Dataset items:

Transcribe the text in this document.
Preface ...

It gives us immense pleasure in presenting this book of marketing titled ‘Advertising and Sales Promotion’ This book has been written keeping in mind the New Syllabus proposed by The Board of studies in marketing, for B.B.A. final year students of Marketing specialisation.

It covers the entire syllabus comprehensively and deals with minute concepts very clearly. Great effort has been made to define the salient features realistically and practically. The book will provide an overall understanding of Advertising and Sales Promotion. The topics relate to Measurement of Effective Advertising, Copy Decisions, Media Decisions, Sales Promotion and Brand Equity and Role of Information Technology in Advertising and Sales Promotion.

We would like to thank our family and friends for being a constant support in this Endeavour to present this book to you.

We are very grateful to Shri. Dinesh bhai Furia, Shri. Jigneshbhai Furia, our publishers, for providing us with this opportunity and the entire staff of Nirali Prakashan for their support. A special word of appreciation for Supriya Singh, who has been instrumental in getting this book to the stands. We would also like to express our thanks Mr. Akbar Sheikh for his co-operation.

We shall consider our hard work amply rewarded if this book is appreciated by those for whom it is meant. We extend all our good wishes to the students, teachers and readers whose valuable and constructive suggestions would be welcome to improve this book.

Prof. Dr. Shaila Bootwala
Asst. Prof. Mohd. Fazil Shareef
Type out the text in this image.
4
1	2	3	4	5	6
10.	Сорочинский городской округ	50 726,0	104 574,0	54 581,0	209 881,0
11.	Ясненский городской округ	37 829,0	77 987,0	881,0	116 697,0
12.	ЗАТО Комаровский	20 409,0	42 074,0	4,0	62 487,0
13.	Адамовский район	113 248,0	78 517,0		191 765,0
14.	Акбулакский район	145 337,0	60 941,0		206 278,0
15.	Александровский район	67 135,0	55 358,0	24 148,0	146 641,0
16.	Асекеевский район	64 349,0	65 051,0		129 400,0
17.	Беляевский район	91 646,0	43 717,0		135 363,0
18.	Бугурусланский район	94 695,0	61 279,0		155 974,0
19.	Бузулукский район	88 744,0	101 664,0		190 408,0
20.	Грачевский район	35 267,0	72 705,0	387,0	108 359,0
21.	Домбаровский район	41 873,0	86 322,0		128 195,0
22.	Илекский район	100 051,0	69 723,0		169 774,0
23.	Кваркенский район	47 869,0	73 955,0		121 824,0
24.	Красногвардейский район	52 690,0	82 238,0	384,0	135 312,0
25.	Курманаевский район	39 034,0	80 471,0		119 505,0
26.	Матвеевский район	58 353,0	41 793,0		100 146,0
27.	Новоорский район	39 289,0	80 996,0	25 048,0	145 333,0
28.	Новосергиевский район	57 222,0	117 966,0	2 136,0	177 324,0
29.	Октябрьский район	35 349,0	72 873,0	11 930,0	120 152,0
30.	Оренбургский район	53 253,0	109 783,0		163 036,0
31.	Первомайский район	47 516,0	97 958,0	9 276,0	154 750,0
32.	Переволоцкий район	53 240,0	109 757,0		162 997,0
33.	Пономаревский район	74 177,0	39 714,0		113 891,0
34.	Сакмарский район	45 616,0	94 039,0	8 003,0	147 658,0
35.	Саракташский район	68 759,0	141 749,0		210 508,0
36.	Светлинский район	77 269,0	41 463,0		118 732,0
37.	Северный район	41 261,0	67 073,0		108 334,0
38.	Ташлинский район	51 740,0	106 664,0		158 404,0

• [Exercise directions]: Only lines with the word "Advertising" should be collected from the material.

• [Right answer]:
It gives us immense pleasure in presenting this book of marketing titled ‘Advertising and Sales Promotion’ This book has been written keeping in mind the New Syllabus proposed by The Board of studies in marketing, for B.B.A. final year students of Marketing specialisation.
It covers the entire syllabus comprehensively and deals with minute concepts very clearly. Great effort has been made to define the salient features realistically and practically. The book will provide an overall understanding of Advertising and Sales Promotion. The topics relate to Measurement of Effective Advertising, Copy Decisions, Media Decisions, Sales Promotion and Brand Equity and Role of Information Technology in Advertising and Sales Promotion.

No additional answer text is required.